(Extracted data entries)
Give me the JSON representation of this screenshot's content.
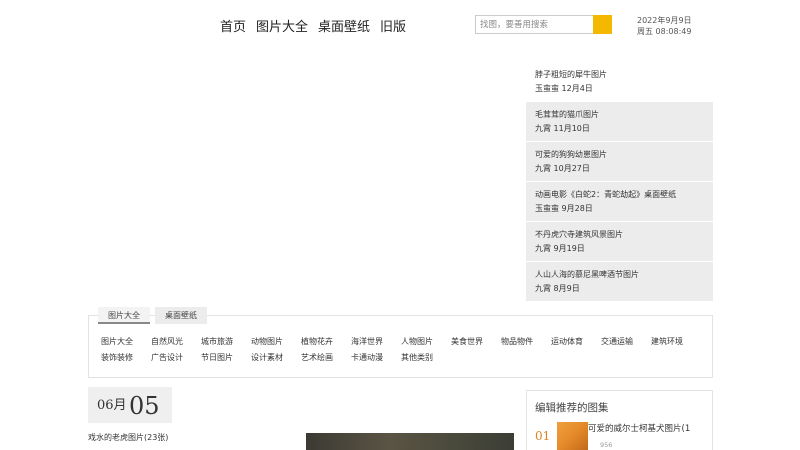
{
  "nav": {
    "items": [
      "首页",
      "图片大全",
      "桌面壁纸",
      "旧版"
    ]
  },
  "search": {
    "placeholder": "找图，要善用搜索"
  },
  "clock": {
    "date": "2022年9月9日",
    "time": "周五 08:08:49"
  },
  "news": [
    {
      "title": "脖子粗短的犀牛图片",
      "meta": "玉蛮蛮 12月4日"
    },
    {
      "title": "毛茸茸的猫爪图片",
      "meta": "九霄 11月10日"
    },
    {
      "title": "可爱的狗狗幼崽图片",
      "meta": "九霄 10月27日"
    },
    {
      "title": "动画电影《白蛇2：青蛇劫起》桌面壁纸",
      "meta": "玉蛮蛮 9月28日"
    },
    {
      "title": "不丹虎穴寺建筑风景图片",
      "meta": "九霄 9月19日"
    },
    {
      "title": "人山人海的慕尼黑啤酒节图片",
      "meta": "九霄 8月9日"
    }
  ],
  "category_tabs": [
    "图片大全",
    "桌面壁纸"
  ],
  "categories": [
    "图片大全",
    "自然风光",
    "城市旅游",
    "动物图片",
    "植物花卉",
    "海洋世界",
    "人物图片",
    "美食世界",
    "物品物件",
    "运动体育",
    "交通运输",
    "建筑环境",
    "装饰装修",
    "广告设计",
    "节日图片",
    "设计素材",
    "艺术绘画",
    "卡通动漫",
    "其他类别"
  ],
  "post": {
    "month": "06月",
    "day": "05",
    "title": "戏水的老虎图片(23张)"
  },
  "picks": {
    "title": "编辑推荐的图集",
    "items": [
      {
        "rank": "01",
        "name": "可爱的威尔士柯基犬图片(1",
        "count": "956"
      }
    ]
  }
}
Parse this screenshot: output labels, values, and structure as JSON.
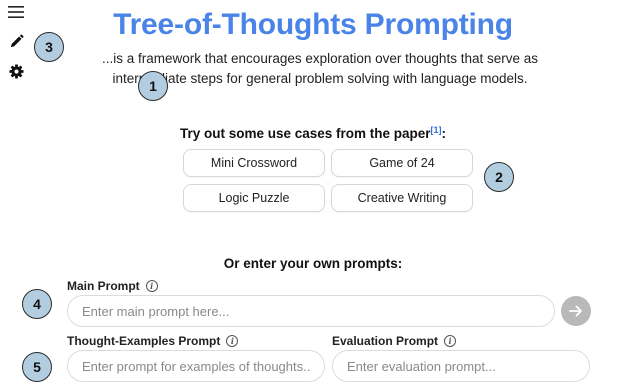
{
  "sidebar": {
    "icons": [
      "menu-icon",
      "pencil-icon",
      "gear-icon"
    ]
  },
  "header": {
    "title": "Tree-of-Thoughts Prompting",
    "subtitle": "...is a framework that encourages exploration over thoughts that serve as intermediate steps for general problem solving with language models."
  },
  "use_cases": {
    "heading": "Try out some use cases from the paper",
    "reference": "[1]",
    "heading_suffix": ":",
    "buttons": [
      "Mini Crossword",
      "Game of 24",
      "Logic Puzzle",
      "Creative Writing"
    ]
  },
  "prompts": {
    "heading": "Or enter your own prompts:",
    "main": {
      "label": "Main Prompt",
      "placeholder": "Enter main prompt here..."
    },
    "thought_examples": {
      "label": "Thought-Examples Prompt",
      "placeholder": "Enter prompt for examples of thoughts..."
    },
    "evaluation": {
      "label": "Evaluation Prompt",
      "placeholder": "Enter evaluation prompt..."
    },
    "info_glyph": "i"
  },
  "markers": [
    "1",
    "2",
    "3",
    "4",
    "5"
  ],
  "colors": {
    "title": "#4a84e8",
    "marker_fill": "#b3cde0",
    "send_button": "#b9b9b9"
  }
}
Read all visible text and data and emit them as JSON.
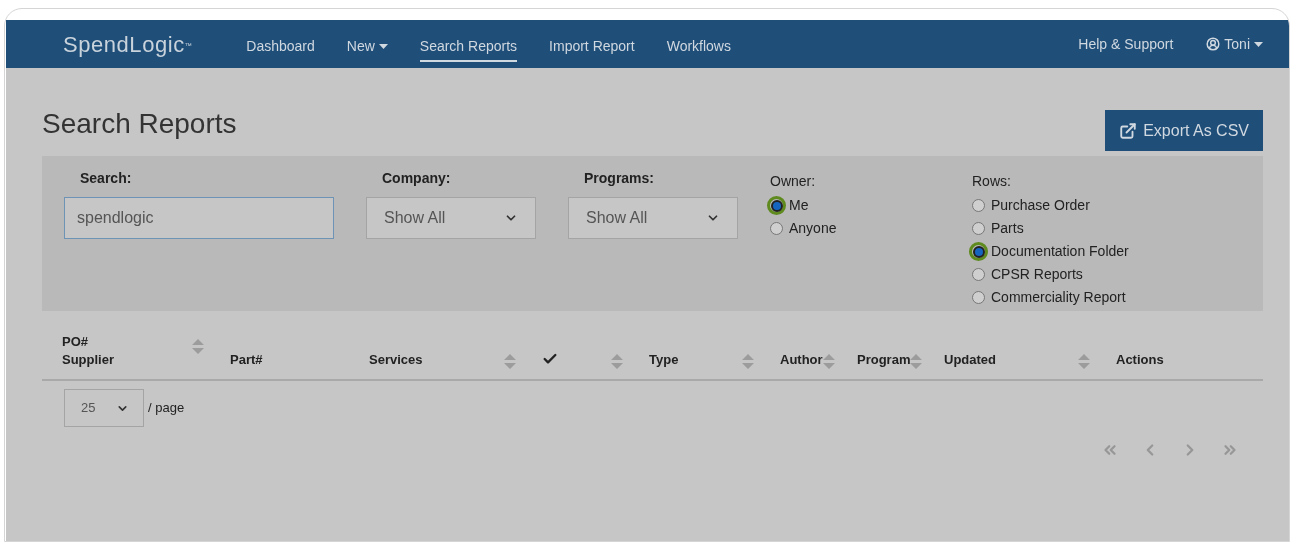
{
  "navbar": {
    "logo": "SpendLogic",
    "logo_mark": "™",
    "links": [
      {
        "label": "Dashboard",
        "selected": false,
        "dropdown": false
      },
      {
        "label": "New",
        "selected": false,
        "dropdown": true
      },
      {
        "label": "Search Reports",
        "selected": true,
        "dropdown": false
      },
      {
        "label": "Import Report",
        "selected": false,
        "dropdown": false
      },
      {
        "label": "Workflows",
        "selected": false,
        "dropdown": false
      }
    ],
    "help": "Help & Support",
    "user": "Toni"
  },
  "page_title": "Search Reports",
  "export_button": "Export As CSV",
  "filters": {
    "search": {
      "label": "Search:",
      "value": "spendlogic"
    },
    "company": {
      "label": "Company:",
      "value": "Show All"
    },
    "programs": {
      "label": "Programs:",
      "value": "Show All"
    },
    "owner": {
      "label": "Owner:",
      "options": [
        {
          "label": "Me",
          "selected": true
        },
        {
          "label": "Anyone",
          "selected": false
        }
      ]
    },
    "rows": {
      "label": "Rows:",
      "options": [
        {
          "label": "Purchase Order",
          "selected": false
        },
        {
          "label": "Parts",
          "selected": false
        },
        {
          "label": "Documentation Folder",
          "selected": true
        },
        {
          "label": "CPSR Reports",
          "selected": false
        },
        {
          "label": "Commerciality Report",
          "selected": false
        }
      ]
    }
  },
  "table": {
    "columns": [
      {
        "kind": "text",
        "lines": [
          "PO#",
          "Supplier"
        ],
        "sortable": true
      },
      {
        "kind": "text",
        "lines": [
          "Part#"
        ],
        "sortable": false
      },
      {
        "kind": "text",
        "lines": [
          "Services"
        ],
        "sortable": true
      },
      {
        "kind": "check",
        "sortable": true
      },
      {
        "kind": "text",
        "lines": [
          "Type"
        ],
        "sortable": true
      },
      {
        "kind": "text",
        "lines": [
          "Author"
        ],
        "sortable": true
      },
      {
        "kind": "text",
        "lines": [
          "Program"
        ],
        "sortable": true
      },
      {
        "kind": "text",
        "lines": [
          "Updated"
        ],
        "sortable": true
      },
      {
        "kind": "text",
        "lines": [
          "Actions"
        ],
        "sortable": false
      }
    ]
  },
  "page_size": {
    "value": "25",
    "suffix": "/ page"
  }
}
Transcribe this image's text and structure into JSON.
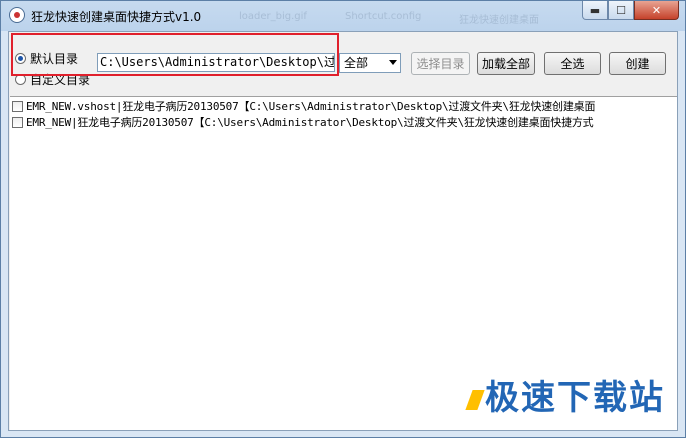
{
  "window": {
    "title": "狂龙快速创建桌面快捷方式v1.0",
    "background_items": [
      "loader_big.gif",
      "Shortcut.config",
      "狂龙快速创建桌面"
    ],
    "buttons": {
      "minimize": "▬",
      "maximize": "☐",
      "close": "✕"
    }
  },
  "toolbar": {
    "radio_default_label": "默认目录",
    "radio_custom_label": "自定义目录",
    "radio_selected": "default",
    "path_value": "C:\\Users\\Administrator\\Desktop\\过渡",
    "filter_selected": "全部",
    "choose_dir_label": "选择目录",
    "load_all_label": "加载全部",
    "select_all_label": "全选",
    "create_label": "创建"
  },
  "list": {
    "items": [
      {
        "checked": false,
        "text": "EMR_NEW.vshost|狂龙电子病历20130507【C:\\Users\\Administrator\\Desktop\\过渡文件夹\\狂龙快速创建桌面"
      },
      {
        "checked": false,
        "text": "EMR_NEW|狂龙电子病历20130507【C:\\Users\\Administrator\\Desktop\\过渡文件夹\\狂龙快速创建桌面快捷方式"
      }
    ]
  },
  "watermark": {
    "text": "极速下载站"
  },
  "colors": {
    "highlight": "#e0202c",
    "accent": "#2266b5",
    "selected_dot": "#1d54a8"
  }
}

**Direction**
Copy the listing word for word, excluding its pictures.

**Written answer**
Give me the JSON representation of this screenshot's content.
{
  "nav": {
    "items": [
      "首页",
      "图片大全",
      "桌面壁纸",
      "旧版"
    ]
  },
  "search": {
    "placeholder": "找图，要善用搜索"
  },
  "clock": {
    "date": "2022年9月9日",
    "time": "周五 08:08:49"
  },
  "news": [
    {
      "title": "脖子粗短的犀牛图片",
      "meta": "玉蛮蛮 12月4日"
    },
    {
      "title": "毛茸茸的猫爪图片",
      "meta": "九霄 11月10日"
    },
    {
      "title": "可爱的狗狗幼崽图片",
      "meta": "九霄 10月27日"
    },
    {
      "title": "动画电影《白蛇2：青蛇劫起》桌面壁纸",
      "meta": "玉蛮蛮 9月28日"
    },
    {
      "title": "不丹虎穴寺建筑风景图片",
      "meta": "九霄 9月19日"
    },
    {
      "title": "人山人海的慕尼黑啤酒节图片",
      "meta": "九霄 8月9日"
    }
  ],
  "category_tabs": [
    "图片大全",
    "桌面壁纸"
  ],
  "categories": [
    "图片大全",
    "自然风光",
    "城市旅游",
    "动物图片",
    "植物花卉",
    "海洋世界",
    "人物图片",
    "美食世界",
    "物品物件",
    "运动体育",
    "交通运输",
    "建筑环境",
    "装饰装修",
    "广告设计",
    "节日图片",
    "设计素材",
    "艺术绘画",
    "卡通动漫",
    "其他类别"
  ],
  "post": {
    "month": "06月",
    "day": "05",
    "title": "戏水的老虎图片(23张)"
  },
  "picks": {
    "title": "编辑推荐的图集",
    "items": [
      {
        "rank": "01",
        "name": "可爱的威尔士柯基犬图片(1",
        "count": "956"
      }
    ]
  }
}
Parse this screenshot: output labels, values, and structure as JSON.
{
  "sidebar": {
    "icons": [
      "menu-icon",
      "pencil-icon",
      "gear-icon"
    ]
  },
  "header": {
    "title": "Tree-of-Thoughts Prompting",
    "subtitle": "...is a framework that encourages exploration over thoughts that serve as intermediate steps for general problem solving with language models."
  },
  "use_cases": {
    "heading": "Try out some use cases from the paper",
    "reference": "[1]",
    "heading_suffix": ":",
    "buttons": [
      "Mini Crossword",
      "Game of 24",
      "Logic Puzzle",
      "Creative Writing"
    ]
  },
  "prompts": {
    "heading": "Or enter your own prompts:",
    "main": {
      "label": "Main Prompt",
      "placeholder": "Enter main prompt here..."
    },
    "thought_examples": {
      "label": "Thought-Examples Prompt",
      "placeholder": "Enter prompt for examples of thoughts..."
    },
    "evaluation": {
      "label": "Evaluation Prompt",
      "placeholder": "Enter evaluation prompt..."
    },
    "info_glyph": "i"
  },
  "markers": [
    "1",
    "2",
    "3",
    "4",
    "5"
  ],
  "colors": {
    "title": "#4a84e8",
    "marker_fill": "#b3cde0",
    "send_button": "#b9b9b9"
  }
}
Read all visible text and data and emit them as JSON.
{
  "navbar": {
    "logo": "SpendLogic",
    "logo_mark": "™",
    "links": [
      {
        "label": "Dashboard",
        "selected": false,
        "dropdown": false
      },
      {
        "label": "New",
        "selected": false,
        "dropdown": true
      },
      {
        "label": "Search Reports",
        "selected": true,
        "dropdown": false
      },
      {
        "label": "Import Report",
        "selected": false,
        "dropdown": false
      },
      {
        "label": "Workflows",
        "selected": false,
        "dropdown": false
      }
    ],
    "help": "Help & Support",
    "user": "Toni"
  },
  "page_title": "Search Reports",
  "export_button": "Export As CSV",
  "filters": {
    "search": {
      "label": "Search:",
      "value": "spendlogic"
    },
    "company": {
      "label": "Company:",
      "value": "Show All"
    },
    "programs": {
      "label": "Programs:",
      "value": "Show All"
    },
    "owner": {
      "label": "Owner:",
      "options": [
        {
          "label": "Me",
          "selected": true
        },
        {
          "label": "Anyone",
          "selected": false
        }
      ]
    },
    "rows": {
      "label": "Rows:",
      "options": [
        {
          "label": "Purchase Order",
          "selected": false
        },
        {
          "label": "Parts",
          "selected": false
        },
        {
          "label": "Documentation Folder",
          "selected": true
        },
        {
          "label": "CPSR Reports",
          "selected": false
        },
        {
          "label": "Commerciality Report",
          "selected": false
        }
      ]
    }
  },
  "table": {
    "columns": [
      {
        "kind": "text",
        "lines": [
          "PO#",
          "Supplier"
        ],
        "sortable": true
      },
      {
        "kind": "text",
        "lines": [
          "Part#"
        ],
        "sortable": false
      },
      {
        "kind": "text",
        "lines": [
          "Services"
        ],
        "sortable": true
      },
      {
        "kind": "check",
        "sortable": true
      },
      {
        "kind": "text",
        "lines": [
          "Type"
        ],
        "sortable": true
      },
      {
        "kind": "text",
        "lines": [
          "Author"
        ],
        "sortable": true
      },
      {
        "kind": "text",
        "lines": [
          "Program"
        ],
        "sortable": true
      },
      {
        "kind": "text",
        "lines": [
          "Updated"
        ],
        "sortable": true
      },
      {
        "kind": "text",
        "lines": [
          "Actions"
        ],
        "sortable": false
      }
    ]
  },
  "page_size": {
    "value": "25",
    "suffix": "/ page"
  }
}
Transcribe this image's text and structure into JSON.
{
  "window": {
    "title": "狂龙快速创建桌面快捷方式v1.0",
    "background_items": [
      "loader_big.gif",
      "Shortcut.config",
      "狂龙快速创建桌面"
    ],
    "buttons": {
      "minimize": "▬",
      "maximize": "☐",
      "close": "✕"
    }
  },
  "toolbar": {
    "radio_default_label": "默认目录",
    "radio_custom_label": "自定义目录",
    "radio_selected": "default",
    "path_value": "C:\\Users\\Administrator\\Desktop\\过渡",
    "filter_selected": "全部",
    "choose_dir_label": "选择目录",
    "load_all_label": "加载全部",
    "select_all_label": "全选",
    "create_label": "创建"
  },
  "list": {
    "items": [
      {
        "checked": false,
        "text": "EMR_NEW.vshost|狂龙电子病历20130507【C:\\Users\\Administrator\\Desktop\\过渡文件夹\\狂龙快速创建桌面"
      },
      {
        "checked": false,
        "text": "EMR_NEW|狂龙电子病历20130507【C:\\Users\\Administrator\\Desktop\\过渡文件夹\\狂龙快速创建桌面快捷方式"
      }
    ]
  },
  "watermark": {
    "text": "极速下载站"
  },
  "colors": {
    "highlight": "#e0202c",
    "accent": "#2266b5",
    "selected_dot": "#1d54a8"
  }
}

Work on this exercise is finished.